* [AIM]: Copy out the part of the listing that begins with the line containing "Patent image size: (1065, 867)." and ends with the line containing "The camera 202 is at (943, 352).", reproducing those lines unchanged and including both of them.

* [SUPPLIED ENTRIES]:
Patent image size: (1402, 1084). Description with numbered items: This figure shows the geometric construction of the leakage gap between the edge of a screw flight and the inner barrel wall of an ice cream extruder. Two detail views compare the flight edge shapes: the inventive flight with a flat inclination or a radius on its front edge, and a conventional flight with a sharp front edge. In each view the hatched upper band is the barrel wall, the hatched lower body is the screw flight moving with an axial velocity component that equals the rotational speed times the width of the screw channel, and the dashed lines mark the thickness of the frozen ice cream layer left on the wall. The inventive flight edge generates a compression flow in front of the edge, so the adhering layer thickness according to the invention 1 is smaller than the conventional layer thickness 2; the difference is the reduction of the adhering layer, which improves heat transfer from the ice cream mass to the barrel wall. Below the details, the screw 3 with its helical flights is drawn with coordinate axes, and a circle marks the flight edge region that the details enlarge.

--

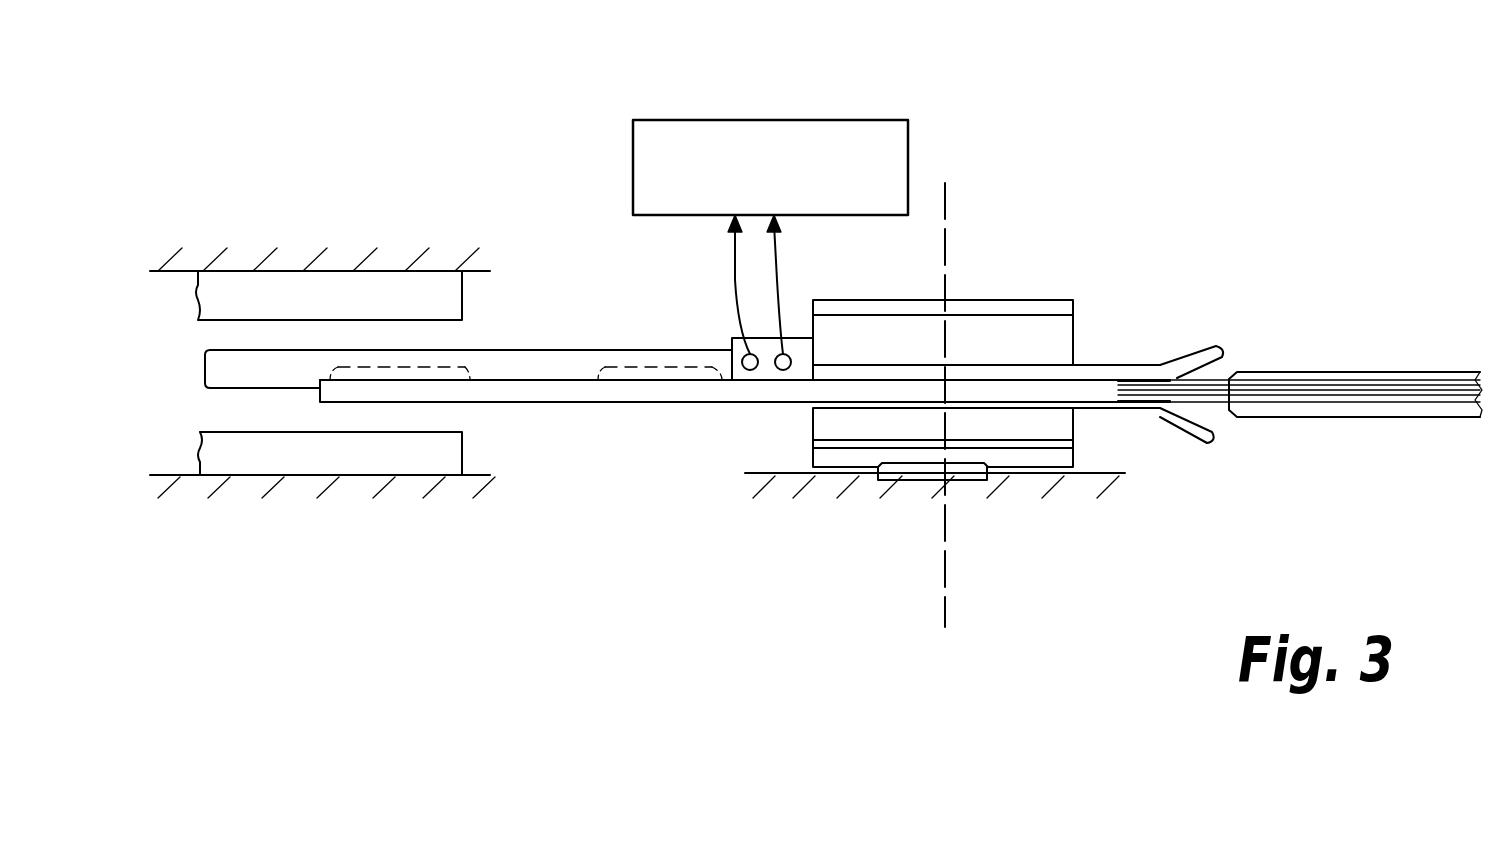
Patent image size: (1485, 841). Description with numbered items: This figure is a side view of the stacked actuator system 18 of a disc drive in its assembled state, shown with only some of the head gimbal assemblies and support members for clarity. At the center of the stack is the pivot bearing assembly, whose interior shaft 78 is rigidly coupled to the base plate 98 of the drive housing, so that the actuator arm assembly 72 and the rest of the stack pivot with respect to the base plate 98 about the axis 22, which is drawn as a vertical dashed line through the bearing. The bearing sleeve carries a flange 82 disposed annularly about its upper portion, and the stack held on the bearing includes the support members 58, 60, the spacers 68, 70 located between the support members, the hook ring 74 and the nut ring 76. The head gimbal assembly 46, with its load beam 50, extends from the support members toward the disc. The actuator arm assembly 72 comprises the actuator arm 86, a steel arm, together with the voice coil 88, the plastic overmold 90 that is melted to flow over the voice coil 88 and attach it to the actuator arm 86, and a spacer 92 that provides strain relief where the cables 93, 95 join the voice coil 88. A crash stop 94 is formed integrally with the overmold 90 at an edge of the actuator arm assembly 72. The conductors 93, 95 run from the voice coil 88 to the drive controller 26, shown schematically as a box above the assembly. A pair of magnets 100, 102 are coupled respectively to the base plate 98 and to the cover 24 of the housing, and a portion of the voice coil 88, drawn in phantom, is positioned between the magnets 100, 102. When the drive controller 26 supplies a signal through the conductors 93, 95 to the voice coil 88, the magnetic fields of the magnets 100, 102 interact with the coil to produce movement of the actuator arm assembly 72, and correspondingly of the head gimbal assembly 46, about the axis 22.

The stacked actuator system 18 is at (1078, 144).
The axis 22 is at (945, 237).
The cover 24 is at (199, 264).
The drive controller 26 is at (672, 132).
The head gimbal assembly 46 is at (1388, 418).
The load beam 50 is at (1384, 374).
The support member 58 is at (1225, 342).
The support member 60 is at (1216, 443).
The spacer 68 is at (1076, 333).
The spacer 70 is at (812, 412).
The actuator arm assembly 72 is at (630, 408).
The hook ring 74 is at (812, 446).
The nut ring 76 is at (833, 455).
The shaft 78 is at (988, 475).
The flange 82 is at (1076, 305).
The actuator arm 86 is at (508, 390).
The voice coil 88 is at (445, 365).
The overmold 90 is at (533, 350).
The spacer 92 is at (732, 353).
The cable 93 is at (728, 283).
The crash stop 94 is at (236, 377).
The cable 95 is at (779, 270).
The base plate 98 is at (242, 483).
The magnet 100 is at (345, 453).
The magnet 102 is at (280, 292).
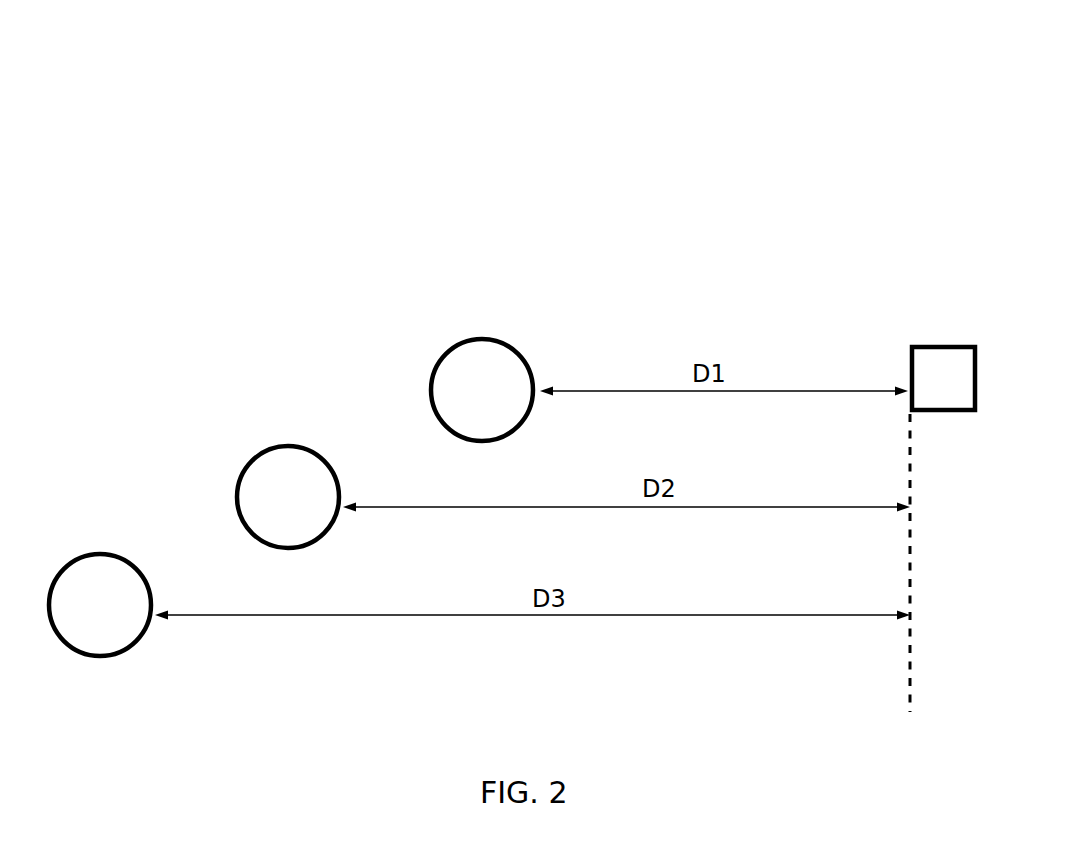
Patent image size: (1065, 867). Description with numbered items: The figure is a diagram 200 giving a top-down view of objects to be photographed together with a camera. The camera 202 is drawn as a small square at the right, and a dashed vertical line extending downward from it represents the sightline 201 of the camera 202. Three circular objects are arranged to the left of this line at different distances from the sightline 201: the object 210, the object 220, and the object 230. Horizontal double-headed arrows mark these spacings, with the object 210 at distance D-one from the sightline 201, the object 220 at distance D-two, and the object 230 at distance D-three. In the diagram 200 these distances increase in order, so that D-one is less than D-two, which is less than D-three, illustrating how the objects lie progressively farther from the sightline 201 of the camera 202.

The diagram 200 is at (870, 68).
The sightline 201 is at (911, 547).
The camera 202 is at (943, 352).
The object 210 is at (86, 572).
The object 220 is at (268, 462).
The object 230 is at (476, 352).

* [RESULT]:
Patent image size: (1065, 867). Description with numbered items: The figure is a diagram 200 giving a top-down view of objects to be photographed together with a camera. The camera 202 is drawn as a small square at the right, and a dashed vertical line extending downward from it represents the sightline 201 of the camera 202. Three circular objects are arranged to the left of this line at different distances from the sightline 201: the object 210, the object 220, and the object 230. Horizontal double-headed arrows mark these spacings, with the object 210 at distance D-one from the sightline 201, the object 220 at distance D-two, and the object 230 at distance D-three. In the diagram 200 these distances increase in order, so that D-one is less than D-two, which is less than D-three, illustrating how the objects lie progressively farther from the sightline 201 of the camera 202.

The diagram 200 is at (870, 68).
The sightline 201 is at (911, 547).
The camera 202 is at (943, 352).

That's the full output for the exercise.